Всеподданнейше испрашиваю разрешения, ибо мне надобно приуготовить продовольствие войскам и сделать заблаговременно нужные распоряжения; или решительно отложить предприятие.
Однако при всей трезвости взгляда Алексей Петрович явно не представлял себе тяжести проблем, которые реально стояли перед ним. Он упорно считал усмирение чеченцев ключом к решению всей задачи.
За три дня до приведенного выше программного рапорта Александру он писал Закревскому: “Между тем наскучали чеченцы и дерзкое поведение их дает вредный пример другим народам, которые, смотря на их успехи, думают, что мы не в состоянии усмирить их. Это совершенная правда, что нельзя смирить их прежними способами, ходя к ним в горы и теряя напрасно людей, но как я взялся, то смирим и не в весьма продолжительное время”.
Он не мог представить себе, что война на Восточном Кавказе продлится еще тридцать лет. Но именно предложенный им способ воздействия на горцев, ставший определяющим, равно как и наращивание сил, о котором он также толковал, принесут хотя бы видимость желанного замирения.

Записи из набора данных
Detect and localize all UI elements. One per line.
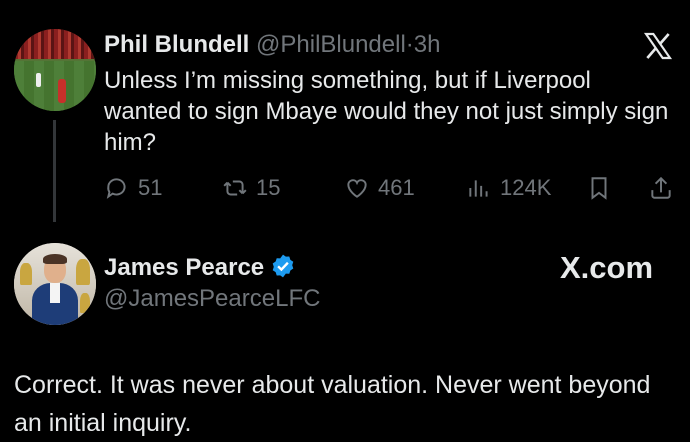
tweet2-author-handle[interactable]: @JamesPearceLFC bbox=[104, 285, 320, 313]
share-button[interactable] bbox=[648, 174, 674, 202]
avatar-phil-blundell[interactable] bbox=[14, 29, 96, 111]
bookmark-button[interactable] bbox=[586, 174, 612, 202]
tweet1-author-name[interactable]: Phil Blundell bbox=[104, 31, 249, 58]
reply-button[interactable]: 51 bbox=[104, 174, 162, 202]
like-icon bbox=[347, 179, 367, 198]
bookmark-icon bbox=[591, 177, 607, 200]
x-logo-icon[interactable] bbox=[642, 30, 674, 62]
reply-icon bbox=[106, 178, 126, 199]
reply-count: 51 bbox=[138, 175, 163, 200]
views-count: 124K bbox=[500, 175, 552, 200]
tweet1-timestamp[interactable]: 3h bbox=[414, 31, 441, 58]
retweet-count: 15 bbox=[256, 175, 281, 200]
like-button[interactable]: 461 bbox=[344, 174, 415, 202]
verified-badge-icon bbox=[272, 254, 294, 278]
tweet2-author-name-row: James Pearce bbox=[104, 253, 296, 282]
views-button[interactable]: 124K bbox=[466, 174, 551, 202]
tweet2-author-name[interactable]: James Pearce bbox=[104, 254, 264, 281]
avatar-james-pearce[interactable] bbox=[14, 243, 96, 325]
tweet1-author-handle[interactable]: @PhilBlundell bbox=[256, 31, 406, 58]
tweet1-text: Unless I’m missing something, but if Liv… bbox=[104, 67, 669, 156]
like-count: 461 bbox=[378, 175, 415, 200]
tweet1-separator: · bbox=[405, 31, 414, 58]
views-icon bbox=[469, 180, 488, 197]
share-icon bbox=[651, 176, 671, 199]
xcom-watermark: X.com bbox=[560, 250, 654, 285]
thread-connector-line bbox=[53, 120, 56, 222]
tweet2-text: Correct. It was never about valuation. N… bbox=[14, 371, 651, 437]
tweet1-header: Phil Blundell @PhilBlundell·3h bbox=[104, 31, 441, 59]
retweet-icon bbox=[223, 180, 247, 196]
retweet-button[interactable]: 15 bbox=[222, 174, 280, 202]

==

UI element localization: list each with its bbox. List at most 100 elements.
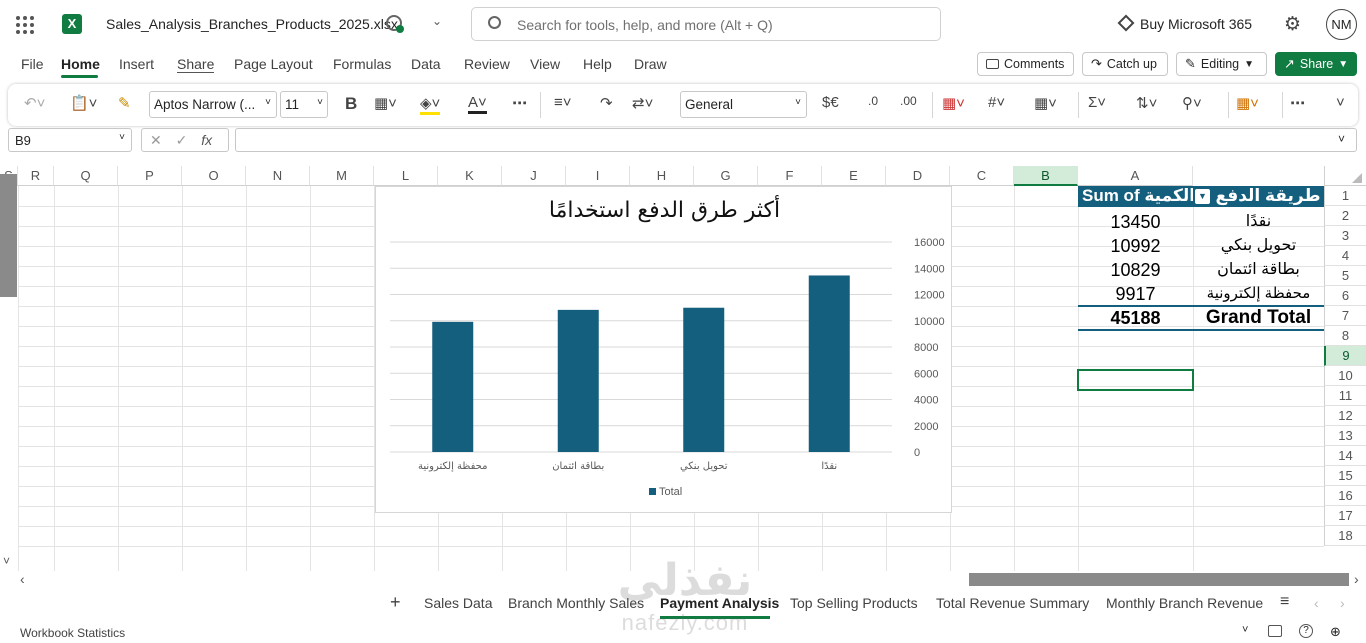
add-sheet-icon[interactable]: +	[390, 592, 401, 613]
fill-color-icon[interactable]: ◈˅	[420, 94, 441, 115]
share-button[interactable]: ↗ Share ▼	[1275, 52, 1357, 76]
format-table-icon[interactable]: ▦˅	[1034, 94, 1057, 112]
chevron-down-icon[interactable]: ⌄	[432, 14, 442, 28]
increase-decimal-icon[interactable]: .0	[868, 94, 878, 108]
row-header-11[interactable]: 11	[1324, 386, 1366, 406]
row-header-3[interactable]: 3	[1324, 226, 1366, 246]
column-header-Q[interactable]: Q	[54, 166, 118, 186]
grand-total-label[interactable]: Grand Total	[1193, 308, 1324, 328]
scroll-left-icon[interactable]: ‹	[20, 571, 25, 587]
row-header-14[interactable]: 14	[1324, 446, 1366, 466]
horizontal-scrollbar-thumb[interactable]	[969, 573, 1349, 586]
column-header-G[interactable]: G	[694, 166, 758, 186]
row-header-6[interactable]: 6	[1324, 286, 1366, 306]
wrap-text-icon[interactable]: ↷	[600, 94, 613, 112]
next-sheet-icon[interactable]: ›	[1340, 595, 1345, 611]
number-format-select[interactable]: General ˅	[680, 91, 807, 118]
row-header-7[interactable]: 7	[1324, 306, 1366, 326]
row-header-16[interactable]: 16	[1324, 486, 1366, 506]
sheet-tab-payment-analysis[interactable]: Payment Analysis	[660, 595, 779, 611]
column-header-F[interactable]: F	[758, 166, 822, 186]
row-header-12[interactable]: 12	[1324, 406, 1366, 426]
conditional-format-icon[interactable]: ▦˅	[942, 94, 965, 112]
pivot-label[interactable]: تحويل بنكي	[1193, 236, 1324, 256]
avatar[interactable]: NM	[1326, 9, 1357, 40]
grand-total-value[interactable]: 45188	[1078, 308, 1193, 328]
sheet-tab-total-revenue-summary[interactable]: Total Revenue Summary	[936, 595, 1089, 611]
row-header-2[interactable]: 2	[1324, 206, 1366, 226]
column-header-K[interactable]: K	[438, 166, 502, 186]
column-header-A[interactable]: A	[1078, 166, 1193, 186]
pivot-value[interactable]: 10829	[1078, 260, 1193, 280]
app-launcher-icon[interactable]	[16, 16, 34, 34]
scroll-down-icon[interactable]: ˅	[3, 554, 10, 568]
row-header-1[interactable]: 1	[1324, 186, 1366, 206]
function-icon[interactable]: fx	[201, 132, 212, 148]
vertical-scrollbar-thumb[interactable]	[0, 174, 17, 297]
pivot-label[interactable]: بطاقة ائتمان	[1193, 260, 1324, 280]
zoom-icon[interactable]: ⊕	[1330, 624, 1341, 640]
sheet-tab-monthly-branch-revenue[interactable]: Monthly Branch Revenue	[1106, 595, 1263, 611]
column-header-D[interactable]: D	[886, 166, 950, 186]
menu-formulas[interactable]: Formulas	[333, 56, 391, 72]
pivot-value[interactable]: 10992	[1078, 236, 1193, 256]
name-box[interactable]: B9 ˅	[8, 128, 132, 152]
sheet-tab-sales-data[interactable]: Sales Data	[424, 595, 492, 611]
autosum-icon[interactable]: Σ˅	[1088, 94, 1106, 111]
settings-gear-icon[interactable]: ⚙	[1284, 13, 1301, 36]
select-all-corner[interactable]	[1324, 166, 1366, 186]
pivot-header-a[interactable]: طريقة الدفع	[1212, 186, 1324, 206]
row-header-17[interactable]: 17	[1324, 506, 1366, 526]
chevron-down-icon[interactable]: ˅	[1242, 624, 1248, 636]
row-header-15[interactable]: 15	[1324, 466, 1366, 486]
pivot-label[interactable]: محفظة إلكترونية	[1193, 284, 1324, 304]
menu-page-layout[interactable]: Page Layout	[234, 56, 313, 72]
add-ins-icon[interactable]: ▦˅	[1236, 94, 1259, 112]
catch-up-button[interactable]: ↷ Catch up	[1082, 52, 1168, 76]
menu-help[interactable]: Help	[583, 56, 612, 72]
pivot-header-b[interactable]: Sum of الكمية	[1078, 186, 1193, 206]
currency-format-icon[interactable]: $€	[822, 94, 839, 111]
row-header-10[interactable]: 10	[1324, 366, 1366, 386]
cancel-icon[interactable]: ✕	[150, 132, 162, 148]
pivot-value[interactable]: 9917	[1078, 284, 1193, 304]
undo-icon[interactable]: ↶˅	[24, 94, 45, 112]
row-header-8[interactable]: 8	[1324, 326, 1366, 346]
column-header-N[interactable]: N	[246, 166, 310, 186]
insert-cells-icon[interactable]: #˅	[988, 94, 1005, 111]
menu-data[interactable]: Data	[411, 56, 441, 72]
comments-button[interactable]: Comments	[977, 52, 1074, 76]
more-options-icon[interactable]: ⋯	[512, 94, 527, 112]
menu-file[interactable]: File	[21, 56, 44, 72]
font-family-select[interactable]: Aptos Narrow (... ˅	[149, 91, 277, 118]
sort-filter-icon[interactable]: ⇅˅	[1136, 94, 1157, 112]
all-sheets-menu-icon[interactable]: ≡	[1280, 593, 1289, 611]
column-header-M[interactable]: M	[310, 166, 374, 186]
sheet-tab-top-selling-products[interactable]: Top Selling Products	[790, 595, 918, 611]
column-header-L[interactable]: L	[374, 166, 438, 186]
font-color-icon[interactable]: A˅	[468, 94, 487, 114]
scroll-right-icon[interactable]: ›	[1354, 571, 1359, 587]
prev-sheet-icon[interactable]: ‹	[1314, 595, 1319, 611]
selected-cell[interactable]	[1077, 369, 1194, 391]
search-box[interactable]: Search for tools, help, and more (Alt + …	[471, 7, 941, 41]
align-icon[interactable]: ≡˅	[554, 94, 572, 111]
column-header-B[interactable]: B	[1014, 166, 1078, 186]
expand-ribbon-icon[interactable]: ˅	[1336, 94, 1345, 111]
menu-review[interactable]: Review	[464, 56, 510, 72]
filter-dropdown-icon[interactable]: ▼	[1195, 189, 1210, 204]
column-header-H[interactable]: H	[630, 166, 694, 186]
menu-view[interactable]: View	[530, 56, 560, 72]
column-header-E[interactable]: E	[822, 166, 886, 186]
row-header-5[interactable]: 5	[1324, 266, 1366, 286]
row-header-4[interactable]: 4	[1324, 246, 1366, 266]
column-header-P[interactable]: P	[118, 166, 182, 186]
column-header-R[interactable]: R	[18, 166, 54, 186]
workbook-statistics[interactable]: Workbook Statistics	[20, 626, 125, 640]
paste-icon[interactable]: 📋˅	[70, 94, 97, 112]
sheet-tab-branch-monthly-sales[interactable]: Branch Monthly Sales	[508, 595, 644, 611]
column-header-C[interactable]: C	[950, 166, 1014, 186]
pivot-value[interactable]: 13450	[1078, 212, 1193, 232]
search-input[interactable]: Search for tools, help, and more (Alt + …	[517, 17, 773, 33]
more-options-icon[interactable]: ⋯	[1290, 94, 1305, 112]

- ЗАДАНИЯ -
A - Кому Алексей Петрович писал за три дня до программного рапорта Александру, согласно фрагменту о войне на Кавказе?
B - Выпишите из фрагмента о войне на Кавказе отрывок, который начинается словами «Всеподданнейше испрашиваю разрешения, ибо» и продолжается до слов «решению всей задачи.» включительно.
C - Допишите продолжение фрагмента о войне на Кавказе, начиная сразу после его последнего предложения.

- ОТВЕТЫ ПО ПОРЯДКУ -
A - Закревскому.

B -
Всеподданнейше испрашиваю разрешения, ибо мне надобно приуготовить продовольствие войскам и сделать заблаговременно нужные распоряжения; или решительно отложить предприятие.
Однако при всей трезвости взгляда Алексей Петрович явно не представлял себе тяжести проблем, которые реально стояли перед ним. Он упорно считал усмирение чеченцев ключом к решению всей задачи.

C -
Он равно же не мог себе представить, что в сороковые-пятидесятые годы на Кавказ будут прибывать из России не отдельные полки, о которых он просил как о великой милости, а дивизии и корпуса и у главнокомандующего князя Барятинского соберется под рукой более 250 тысяч штыков и сабель – в десять раз больше, чем у него, Ермолова…
Пока же, не получая никаких известий от Нессельроде относительно его действий в Персии, осознавая все более и более колоссальный объем предстоящих ему трудов – не столько военных, сколько административных, он временами впадал в отчаяние.
В письме Закревскому от 30 ноября он сетовал: “Вижу, почтенный Арсений Андреевич, что так работая, как я, не станет сил моих на долгое время и я измучась и с отчаянием в душе, что ничего не мог сделать порядочного, должен буду бежать отсюда. Нет людей способных и совсем нет помощников”.
Ясно, что он с тоской вспоминал Варшаву, Краков и польских красавиц: “С тобою случится, что и со мною, пройдет неприметно на службе время, придавит дряхлость и не будет жены. Я здесь чувствую сей недостаток, общества нет, женщины дики, мужья ревнивы, и, храня пристойность, дела сии прикрываю я такою тайною, каковой у нас не требует и самая наиболее о чести пекущаяся праведница. Прегадкая жизнь!”
Он, стало быть, не отказывал себе в радостях жизни, но было это слишком хлопотно.
Впрочем, он со временем найдет выход из этого положения и вернется в Россию отцом четырех сыновей и дочери…
Но в ожидании реакции на свои представления о Персии у него были заботы посерьезнее, чем интимная конспирация в стране ревнивых мужей.
Лейтмотивом всех его писем и рапортов в первые месяцы проконсульства было ужасающее положение солдат и офицеров.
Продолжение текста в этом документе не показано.